[What you will do]: Copy out the listing exactly.

(Records from a data collection)
○ ○ ○ ○ ○

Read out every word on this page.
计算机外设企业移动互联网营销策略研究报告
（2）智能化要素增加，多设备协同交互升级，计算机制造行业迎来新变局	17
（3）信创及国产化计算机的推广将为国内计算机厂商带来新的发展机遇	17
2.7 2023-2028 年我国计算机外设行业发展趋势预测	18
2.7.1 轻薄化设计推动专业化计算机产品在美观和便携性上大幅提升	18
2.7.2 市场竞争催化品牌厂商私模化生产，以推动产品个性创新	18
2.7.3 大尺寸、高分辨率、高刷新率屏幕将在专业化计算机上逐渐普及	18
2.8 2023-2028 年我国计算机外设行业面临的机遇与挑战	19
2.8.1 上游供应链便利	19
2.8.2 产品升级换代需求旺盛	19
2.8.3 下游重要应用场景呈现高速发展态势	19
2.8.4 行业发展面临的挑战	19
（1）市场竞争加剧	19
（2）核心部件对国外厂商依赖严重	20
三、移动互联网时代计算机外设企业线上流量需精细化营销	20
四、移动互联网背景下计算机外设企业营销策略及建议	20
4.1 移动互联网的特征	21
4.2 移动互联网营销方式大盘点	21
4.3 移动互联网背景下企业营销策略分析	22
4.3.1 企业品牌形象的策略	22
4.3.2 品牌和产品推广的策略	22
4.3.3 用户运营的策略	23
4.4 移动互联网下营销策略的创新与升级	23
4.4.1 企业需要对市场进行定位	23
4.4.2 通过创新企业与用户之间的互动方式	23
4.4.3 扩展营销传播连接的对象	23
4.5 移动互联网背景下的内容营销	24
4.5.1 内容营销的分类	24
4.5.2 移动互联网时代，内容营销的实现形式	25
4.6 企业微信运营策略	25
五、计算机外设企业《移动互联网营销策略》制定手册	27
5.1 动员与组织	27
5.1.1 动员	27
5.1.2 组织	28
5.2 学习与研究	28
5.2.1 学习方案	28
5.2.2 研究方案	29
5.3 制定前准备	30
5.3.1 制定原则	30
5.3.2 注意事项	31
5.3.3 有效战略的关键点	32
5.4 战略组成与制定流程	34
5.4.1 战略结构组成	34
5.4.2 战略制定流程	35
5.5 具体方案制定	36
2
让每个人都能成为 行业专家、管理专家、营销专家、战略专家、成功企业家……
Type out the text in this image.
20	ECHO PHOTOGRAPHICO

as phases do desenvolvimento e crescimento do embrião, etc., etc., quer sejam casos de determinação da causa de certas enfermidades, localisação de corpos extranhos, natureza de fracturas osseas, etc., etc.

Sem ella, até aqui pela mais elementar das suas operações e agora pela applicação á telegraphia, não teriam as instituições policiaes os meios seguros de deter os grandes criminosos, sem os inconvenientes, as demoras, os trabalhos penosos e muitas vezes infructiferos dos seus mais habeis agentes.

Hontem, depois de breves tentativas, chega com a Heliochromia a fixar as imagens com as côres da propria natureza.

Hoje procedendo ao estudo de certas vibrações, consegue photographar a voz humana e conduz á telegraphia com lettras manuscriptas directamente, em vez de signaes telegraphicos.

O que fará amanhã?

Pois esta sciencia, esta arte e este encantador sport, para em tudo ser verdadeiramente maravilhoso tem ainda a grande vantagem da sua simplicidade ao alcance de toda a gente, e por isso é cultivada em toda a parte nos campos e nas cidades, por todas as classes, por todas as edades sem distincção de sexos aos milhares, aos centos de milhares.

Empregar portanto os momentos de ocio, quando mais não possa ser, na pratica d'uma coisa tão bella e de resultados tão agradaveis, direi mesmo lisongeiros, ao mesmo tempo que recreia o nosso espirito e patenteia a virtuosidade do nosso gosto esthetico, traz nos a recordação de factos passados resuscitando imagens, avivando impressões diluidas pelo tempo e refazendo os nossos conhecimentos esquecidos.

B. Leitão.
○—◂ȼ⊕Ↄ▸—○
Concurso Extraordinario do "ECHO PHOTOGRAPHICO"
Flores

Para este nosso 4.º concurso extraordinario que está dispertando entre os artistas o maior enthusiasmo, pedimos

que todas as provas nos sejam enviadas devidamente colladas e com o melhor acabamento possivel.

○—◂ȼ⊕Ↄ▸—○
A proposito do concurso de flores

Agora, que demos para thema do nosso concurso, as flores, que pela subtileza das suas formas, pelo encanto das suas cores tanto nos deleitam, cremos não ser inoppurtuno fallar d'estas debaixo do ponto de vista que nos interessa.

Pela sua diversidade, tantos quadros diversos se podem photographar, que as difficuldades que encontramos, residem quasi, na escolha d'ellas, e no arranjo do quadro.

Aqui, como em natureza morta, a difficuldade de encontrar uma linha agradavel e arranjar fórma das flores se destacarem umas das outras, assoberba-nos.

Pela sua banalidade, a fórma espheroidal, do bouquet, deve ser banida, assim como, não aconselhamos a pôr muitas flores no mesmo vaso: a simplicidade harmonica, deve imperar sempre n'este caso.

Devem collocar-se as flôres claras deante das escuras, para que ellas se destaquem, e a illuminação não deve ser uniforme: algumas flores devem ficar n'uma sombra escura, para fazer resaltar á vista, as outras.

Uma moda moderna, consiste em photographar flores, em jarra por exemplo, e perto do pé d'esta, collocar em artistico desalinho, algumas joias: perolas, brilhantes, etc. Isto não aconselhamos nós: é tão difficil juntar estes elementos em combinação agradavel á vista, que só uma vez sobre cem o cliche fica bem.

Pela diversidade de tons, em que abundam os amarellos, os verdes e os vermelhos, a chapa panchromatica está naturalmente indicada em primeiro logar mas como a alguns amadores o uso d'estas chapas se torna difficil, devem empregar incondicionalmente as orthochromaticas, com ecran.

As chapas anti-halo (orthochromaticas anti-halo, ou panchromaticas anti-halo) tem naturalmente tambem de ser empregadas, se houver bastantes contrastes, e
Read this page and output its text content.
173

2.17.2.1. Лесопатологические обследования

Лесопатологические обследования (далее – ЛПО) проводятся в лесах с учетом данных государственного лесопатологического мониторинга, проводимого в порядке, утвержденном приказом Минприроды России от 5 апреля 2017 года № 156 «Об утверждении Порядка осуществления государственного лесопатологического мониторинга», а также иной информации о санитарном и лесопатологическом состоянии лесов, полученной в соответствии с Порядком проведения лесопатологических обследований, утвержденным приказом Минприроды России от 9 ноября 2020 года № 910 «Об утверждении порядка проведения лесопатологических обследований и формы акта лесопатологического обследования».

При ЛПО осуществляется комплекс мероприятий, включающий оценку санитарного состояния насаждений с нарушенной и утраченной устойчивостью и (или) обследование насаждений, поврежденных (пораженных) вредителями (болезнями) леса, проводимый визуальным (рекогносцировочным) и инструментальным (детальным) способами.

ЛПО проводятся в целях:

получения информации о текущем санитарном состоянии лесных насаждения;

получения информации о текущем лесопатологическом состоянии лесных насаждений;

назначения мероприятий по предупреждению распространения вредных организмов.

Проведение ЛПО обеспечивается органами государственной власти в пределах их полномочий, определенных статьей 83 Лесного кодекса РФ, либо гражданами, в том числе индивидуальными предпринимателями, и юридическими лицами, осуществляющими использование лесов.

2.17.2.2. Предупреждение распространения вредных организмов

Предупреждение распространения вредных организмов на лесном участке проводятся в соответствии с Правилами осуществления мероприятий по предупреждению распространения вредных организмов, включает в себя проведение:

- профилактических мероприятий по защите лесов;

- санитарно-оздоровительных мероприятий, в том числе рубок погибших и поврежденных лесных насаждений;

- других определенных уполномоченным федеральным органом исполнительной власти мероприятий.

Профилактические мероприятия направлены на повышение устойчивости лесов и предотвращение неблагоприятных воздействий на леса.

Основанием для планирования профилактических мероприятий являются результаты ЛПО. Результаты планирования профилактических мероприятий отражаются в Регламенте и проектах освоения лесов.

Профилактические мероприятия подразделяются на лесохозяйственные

○ ○ ○ ○ ○

[Finished exercise]:
Read out every word on this page.
计算机外设企业移动互联网营销策略研究报告
（2）智能化要素增加，多设备协同交互升级，计算机制造行业迎来新变局	17
（3）信创及国产化计算机的推广将为国内计算机厂商带来新的发展机遇	17
2.7 2023-2028 年我国计算机外设行业发展趋势预测	18
2.7.1 轻薄化设计推动专业化计算机产品在美观和便携性上大幅提升	18
2.7.2 市场竞争催化品牌厂商私模化生产，以推动产品个性创新	18
2.7.3 大尺寸、高分辨率、高刷新率屏幕将在专业化计算机上逐渐普及	18
2.8 2023-2028 年我国计算机外设行业面临的机遇与挑战	19
2.8.1 上游供应链便利	19
2.8.2 产品升级换代需求旺盛	19
2.8.3 下游重要应用场景呈现高速发展态势	19
2.8.4 行业发展面临的挑战	19
（1）市场竞争加剧	19
（2）核心部件对国外厂商依赖严重	20
三、移动互联网时代计算机外设企业线上流量需精细化营销	20
四、移动互联网背景下计算机外设企业营销策略及建议	20
4.1 移动互联网的特征	21
4.2 移动互联网营销方式大盘点	21
4.3 移动互联网背景下企业营销策略分析	22
4.3.1 企业品牌形象的策略	22
4.3.2 品牌和产品推广的策略	22
4.3.3 用户运营的策略	23
4.4 移动互联网下营销策略的创新与升级	23
4.4.1 企业需要对市场进行定位	23
4.4.2 通过创新企业与用户之间的互动方式	23
4.4.3 扩展营销传播连接的对象	23
4.5 移动互联网背景下的内容营销	24
4.5.1 内容营销的分类	24
4.5.2 移动互联网时代，内容营销的实现形式	25
4.6 企业微信运营策略	25
五、计算机外设企业《移动互联网营销策略》制定手册	27
5.1 动员与组织	27
5.1.1 动员	27
5.1.2 组织	28
5.2 学习与研究	28
5.2.1 学习方案	28
5.2.2 研究方案	29
5.3 制定前准备	30
5.3.1 制定原则	30
5.3.2 注意事项	31
5.3.3 有效战略的关键点	32
5.4 战略组成与制定流程	34
5.4.1 战略结构组成	34
5.4.2 战略制定流程	35
5.5 具体方案制定	36
2
让每个人都能成为 行业专家、管理专家、营销专家、战略专家、成功企业家……
Type out the text in this image.
20	ECHO PHOTOGRAPHICO

as phases do desenvolvimento e crescimento do embrião, etc., etc., quer sejam casos de determinação da causa de certas enfermidades, localisação de corpos extranhos, natureza de fracturas osseas, etc., etc.

Sem ella, até aqui pela mais elementar das suas operações e agora pela applicação á telegraphia, não teriam as instituições policiaes os meios seguros de deter os grandes criminosos, sem os inconvenientes, as demoras, os trabalhos penosos e muitas vezes infructiferos dos seus mais habeis agentes.

Hontem, depois de breves tentativas, chega com a Heliochromia a fixar as imagens com as côres da propria natureza.

Hoje procedendo ao estudo de certas vibrações, consegue photographar a voz humana e conduz á telegraphia com lettras manuscriptas directamente, em vez de signaes telegraphicos.

O que fará amanhã?

Pois esta sciencia, esta arte e este encantador sport, para em tudo ser verdadeiramente maravilhoso tem ainda a grande vantagem da sua simplicidade ao alcance de toda a gente, e por isso é cultivada em toda a parte nos campos e nas cidades, por todas as classes, por todas as edades sem distincção de sexos aos milhares, aos centos de milhares.

Empregar portanto os momentos de ocio, quando mais não possa ser, na pratica d'uma coisa tão bella e de resultados tão agradaveis, direi mesmo lisongeiros, ao mesmo tempo que recreia o nosso espirito e patenteia a virtuosidade do nosso gosto esthetico, traz nos a recordação de factos passados resuscitando imagens, avivando impressões diluidas pelo tempo e refazendo os nossos conhecimentos esquecidos.

B. Leitão.
○—◂ȼ⊕Ↄ▸—○
Concurso Extraordinario do "ECHO PHOTOGRAPHICO"
Flores

Para este nosso 4.º concurso extraordinario que está dispertando entre os artistas o maior enthusiasmo, pedimos

que todas as provas nos sejam enviadas devidamente colladas e com o melhor acabamento possivel.

○—◂ȼ⊕Ↄ▸—○
A proposito do concurso de flores

Agora, que demos para thema do nosso concurso, as flores, que pela subtileza das suas formas, pelo encanto das suas cores tanto nos deleitam, cremos não ser inoppurtuno fallar d'estas debaixo do ponto de vista que nos interessa.

Pela sua diversidade, tantos quadros diversos se podem photographar, que as difficuldades que encontramos, residem quasi, na escolha d'ellas, e no arranjo do quadro.

Aqui, como em natureza morta, a difficuldade de encontrar uma linha agradavel e arranjar fórma das flores se destacarem umas das outras, assoberba-nos.

Pela sua banalidade, a fórma espheroidal, do bouquet, deve ser banida, assim como, não aconselhamos a pôr muitas flores no mesmo vaso: a simplicidade harmonica, deve imperar sempre n'este caso.

Devem collocar-se as flôres claras deante das escuras, para que ellas se destaquem, e a illuminação não deve ser uniforme: algumas flores devem ficar n'uma sombra escura, para fazer resaltar á vista, as outras.

Uma moda moderna, consiste em photographar flores, em jarra por exemplo, e perto do pé d'esta, collocar em artistico desalinho, algumas joias: perolas, brilhantes, etc. Isto não aconselhamos nós: é tão difficil juntar estes elementos em combinação agradavel á vista, que só uma vez sobre cem o cliche fica bem.

Pela diversidade de tons, em que abundam os amarellos, os verdes e os vermelhos, a chapa panchromatica está naturalmente indicada em primeiro logar mas como a alguns amadores o uso d'estas chapas se torna difficil, devem empregar incondicionalmente as orthochromaticas, com ecran.

As chapas anti-halo (orthochromaticas anti-halo, ou panchromaticas anti-halo) tem naturalmente tambem de ser empregadas, se houver bastantes contrastes, e
Read this page and output its text content.
173

2.17.2.1. Лесопатологические обследования

Лесопатологические обследования (далее – ЛПО) проводятся в лесах с учетом данных государственного лесопатологического мониторинга, проводимого в порядке, утвержденном приказом Минприроды России от 5 апреля 2017 года № 156 «Об утверждении Порядка осуществления государственного лесопатологического мониторинга», а также иной информации о санитарном и лесопатологическом состоянии лесов, полученной в соответствии с Порядком проведения лесопатологических обследований, утвержденным приказом Минприроды России от 9 ноября 2020 года № 910 «Об утверждении порядка проведения лесопатологических обследований и формы акта лесопатологического обследования».

При ЛПО осуществляется комплекс мероприятий, включающий оценку санитарного состояния насаждений с нарушенной и утраченной устойчивостью и (или) обследование насаждений, поврежденных (пораженных) вредителями (болезнями) леса, проводимый визуальным (рекогносцировочным) и инструментальным (детальным) способами.

ЛПО проводятся в целях:

получения информации о текущем санитарном состоянии лесных насаждения;

получения информации о текущем лесопатологическом состоянии лесных насаждений;

назначения мероприятий по предупреждению распространения вредных организмов.

Проведение ЛПО обеспечивается органами государственной власти в пределах их полномочий, определенных статьей 83 Лесного кодекса РФ, либо гражданами, в том числе индивидуальными предпринимателями, и юридическими лицами, осуществляющими использование лесов.

2.17.2.2. Предупреждение распространения вредных организмов

Предупреждение распространения вредных организмов на лесном участке проводятся в соответствии с Правилами осуществления мероприятий по предупреждению распространения вредных организмов, включает в себя проведение:

- профилактических мероприятий по защите лесов;

- санитарно-оздоровительных мероприятий, в том числе рубок погибших и поврежденных лесных насаждений;

- других определенных уполномоченным федеральным органом исполнительной власти мероприятий.

Профилактические мероприятия направлены на повышение устойчивости лесов и предотвращение неблагоприятных воздействий на леса.

Основанием для планирования профилактических мероприятий являются результаты ЛПО. Результаты планирования профилактических мероприятий отражаются в Регламенте и проектах освоения лесов.

Профилактические мероприятия подразделяются на лесохозяйственные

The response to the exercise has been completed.